## EXERCISE PASSAGE
As planned, official support for Gwent came to an end in October 2023. After laying off dozens of employees, CDPR released one final update with several card rebalances, including a system whereby the community will be able to maintain the balance of the game democratically.

== Esports ==
Esports in Gwent was a prominent focus of the game, with sizeable prize pools that were distributed among participants. The e-sports portion of the game was highly tied to the Ranked ladder, with players at Pro Rank, also known as rank 0, being eligible to participate. Notably, Pro Rank is the first stage of the game where match-making and progression is done solely on an Elo rating system/Matchmaking-rating system. With Esports tournaments mostly being organised through CDPR, the Esports scene of Gwent quickly ground to a halt after official support for the game ended.

The game has monthly themed seasons that rotate, and correspondingly reset the Ranked ladder. Gwent Opens were held every 3 seasons, drawing participants from the players who qualified each season. The winners of the preceding years' Gwent Opens were then invited to the Gwent Masters tournament, which was the only way to qualify aside from accumulating enough Crown Points from previous tournaments and the ladder.

The top 16 Ranked Ladder players were invited to the top 16 qualifier for that season, and if they fail to qualify, were then invited to the top 64 qualifier the following week. The top 16 qualifiers was a two-day event, the first day using a Double-Elimination format and the second day using a mix of Single-Elimination and Double-Elimination formats. The top 64 qualifier also occurred within a two-day period, but uses a Swiss-system tournament for the first day and a mix of Single-Elimination and Double-Elimination formats for the second day.

Gwent Open and Gwent Masters both used a Single-Elimination format. Similar to qualifiers, matches were usually played in a best-of-five format, and featured deck-banning for each series. Additionally, players were aware of whether they will be playing each match first or second, and could correspondingly queue appropriate decks.

== Reception ==

Gwent was nominated for "Most Promising New eSports Game" at the 2019 SXSW Gaming Awards and for "Best Polish Game Art" at the 2019 Digital Dragons Awards.

Gwent was chosen as one of the best competitive games of 2020 in the Google Play Awards.

Aggregate score
| Aggregator | Score |
|---|---|
| Metacritic | PC: 80/100 |

Review scores
| Publication | Score |
|---|---|
| Game Informer | 8.5/10 |
| GameSpot | 8/10 |

== Related games ==
A standalone physical card game of Gwent was included with a physical copy of the Witcher 3: The Wild Hunt videogame's Xbox One Collector's Edition of the video game (Northern Realms and Nilfgaardian Empire factions) and in "Hearts of Stone"physical expansion for PC/PS4 (Scoia'Tel and Monsters factions).

A full physical edition of Gwent, Gwent: The Legendary Card Game, has been released through No Loading Games and Hachette Boardgames in 2025.However the physical editions are based on the Witcher 3 iteration of Gwent, which was not balanced for competitive multiplayer play, as a result the set is accompanied by suggested alternative rules.

Since in the The Witcher 3: Wild Hunt, Gwent was a popular minigame, it has been confirmed to return in The Witcher IV. However, it is likely to be of simpler complexity than the standalone, akin to The Witcher 3 Gwent, to make the minigame digestible rather than overly-complex.

## INPUT DATA
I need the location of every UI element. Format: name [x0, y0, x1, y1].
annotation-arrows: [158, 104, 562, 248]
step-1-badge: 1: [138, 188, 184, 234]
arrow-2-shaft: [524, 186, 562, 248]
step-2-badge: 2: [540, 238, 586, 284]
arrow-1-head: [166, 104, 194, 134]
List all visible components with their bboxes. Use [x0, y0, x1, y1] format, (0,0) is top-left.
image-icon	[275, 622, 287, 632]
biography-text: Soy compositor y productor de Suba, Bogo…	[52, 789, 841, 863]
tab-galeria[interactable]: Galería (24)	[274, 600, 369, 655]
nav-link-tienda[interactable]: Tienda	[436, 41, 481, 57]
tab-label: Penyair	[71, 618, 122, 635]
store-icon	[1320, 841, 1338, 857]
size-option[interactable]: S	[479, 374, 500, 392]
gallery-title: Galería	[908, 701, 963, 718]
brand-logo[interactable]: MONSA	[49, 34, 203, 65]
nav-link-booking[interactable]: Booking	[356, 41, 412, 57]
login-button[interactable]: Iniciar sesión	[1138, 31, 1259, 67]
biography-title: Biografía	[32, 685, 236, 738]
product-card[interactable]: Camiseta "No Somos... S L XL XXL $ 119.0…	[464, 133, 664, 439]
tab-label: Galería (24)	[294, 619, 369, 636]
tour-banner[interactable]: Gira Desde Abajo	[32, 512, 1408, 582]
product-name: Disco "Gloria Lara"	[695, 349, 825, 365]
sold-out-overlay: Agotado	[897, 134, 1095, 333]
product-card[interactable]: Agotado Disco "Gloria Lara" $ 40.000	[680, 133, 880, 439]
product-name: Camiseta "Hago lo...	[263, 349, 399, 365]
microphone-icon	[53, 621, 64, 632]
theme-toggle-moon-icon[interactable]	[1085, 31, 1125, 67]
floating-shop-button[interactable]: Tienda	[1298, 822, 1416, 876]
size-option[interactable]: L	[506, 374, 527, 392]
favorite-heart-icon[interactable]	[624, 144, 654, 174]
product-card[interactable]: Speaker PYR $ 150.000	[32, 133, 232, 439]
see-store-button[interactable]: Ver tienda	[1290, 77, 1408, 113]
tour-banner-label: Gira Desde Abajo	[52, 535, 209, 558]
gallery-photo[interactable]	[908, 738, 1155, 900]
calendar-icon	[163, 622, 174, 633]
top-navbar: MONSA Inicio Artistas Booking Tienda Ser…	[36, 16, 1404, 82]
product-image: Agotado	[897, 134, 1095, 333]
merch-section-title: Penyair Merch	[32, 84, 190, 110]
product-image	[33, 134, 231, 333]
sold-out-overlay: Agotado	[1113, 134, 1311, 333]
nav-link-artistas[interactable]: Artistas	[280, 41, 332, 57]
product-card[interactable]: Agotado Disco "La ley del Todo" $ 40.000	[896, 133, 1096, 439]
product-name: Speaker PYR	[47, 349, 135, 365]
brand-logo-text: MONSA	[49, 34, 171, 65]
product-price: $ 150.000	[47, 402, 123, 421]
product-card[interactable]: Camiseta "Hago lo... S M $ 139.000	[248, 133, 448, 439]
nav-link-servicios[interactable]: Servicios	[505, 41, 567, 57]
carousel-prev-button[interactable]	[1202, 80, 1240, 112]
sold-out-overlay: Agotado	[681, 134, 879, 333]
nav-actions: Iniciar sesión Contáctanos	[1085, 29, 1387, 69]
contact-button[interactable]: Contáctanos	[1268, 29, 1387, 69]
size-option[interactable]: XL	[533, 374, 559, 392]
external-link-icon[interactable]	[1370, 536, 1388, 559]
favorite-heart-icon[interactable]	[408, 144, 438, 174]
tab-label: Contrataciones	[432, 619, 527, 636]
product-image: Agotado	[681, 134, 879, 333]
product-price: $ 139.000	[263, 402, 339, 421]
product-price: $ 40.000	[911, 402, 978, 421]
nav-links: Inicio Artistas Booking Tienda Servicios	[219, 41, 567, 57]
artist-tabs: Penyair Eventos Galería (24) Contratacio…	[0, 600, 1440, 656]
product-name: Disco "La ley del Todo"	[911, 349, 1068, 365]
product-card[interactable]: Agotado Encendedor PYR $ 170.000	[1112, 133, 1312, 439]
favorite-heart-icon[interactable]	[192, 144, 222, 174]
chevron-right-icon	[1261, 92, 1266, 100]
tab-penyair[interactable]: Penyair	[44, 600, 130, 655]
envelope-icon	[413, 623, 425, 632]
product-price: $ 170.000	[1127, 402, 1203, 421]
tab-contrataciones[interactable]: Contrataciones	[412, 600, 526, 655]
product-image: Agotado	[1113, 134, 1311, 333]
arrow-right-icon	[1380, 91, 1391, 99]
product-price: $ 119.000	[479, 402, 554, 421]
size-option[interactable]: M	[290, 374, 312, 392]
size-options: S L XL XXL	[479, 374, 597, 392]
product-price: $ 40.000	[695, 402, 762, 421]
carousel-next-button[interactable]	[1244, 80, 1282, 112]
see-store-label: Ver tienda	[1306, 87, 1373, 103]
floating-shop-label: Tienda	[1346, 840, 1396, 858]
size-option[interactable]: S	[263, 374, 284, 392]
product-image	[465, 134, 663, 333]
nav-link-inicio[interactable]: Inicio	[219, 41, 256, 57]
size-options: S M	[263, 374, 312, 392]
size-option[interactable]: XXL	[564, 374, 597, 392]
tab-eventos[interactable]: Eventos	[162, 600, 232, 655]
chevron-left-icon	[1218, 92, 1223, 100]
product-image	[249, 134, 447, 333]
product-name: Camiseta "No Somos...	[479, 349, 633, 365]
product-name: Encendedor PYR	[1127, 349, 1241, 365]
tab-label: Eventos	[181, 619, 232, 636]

## PROBLEM SET
1 > Using the text on Gwent, decide whether each statement agrees with it. For each, answer yes or no and quote the words that settle it.
(a) Gwent Opens took place every three seasons.
(b) The top 64 qualifier used a Double-Elimination format on its first day.
(c) Gwent Open and Gwent Masters both used a Single-Elimination format.
2 > According to the text on Gwent, at which awards was Gwent nominated for "Best Polish Game Art"?
3 > Reproduce the part of the text on Gwent starting with "The game has" and going on through "and the ladder.".

## COMPLETED EXERCISE
1 >
(a) Yes: "Gwent Opens were held every 3 seasons"
(b) No: "uses a Swiss-system tournament for the first day"
(c) Yes: "Gwent Open and Gwent Masters both used a Single-Elimination format."

2 > The 2019 Digital Dragons Awards.

3 >
The game has monthly themed seasons that rotate, and correspondingly reset the Ranked ladder. Gwent Opens were held every 3 seasons, drawing participants from the players who qualified each season. The winners of the preceding years' Gwent Opens were then invited to the Gwent Masters tournament, which was the only way to qualify aside from accumulating enough Crown Points from previous tournaments and the ladder.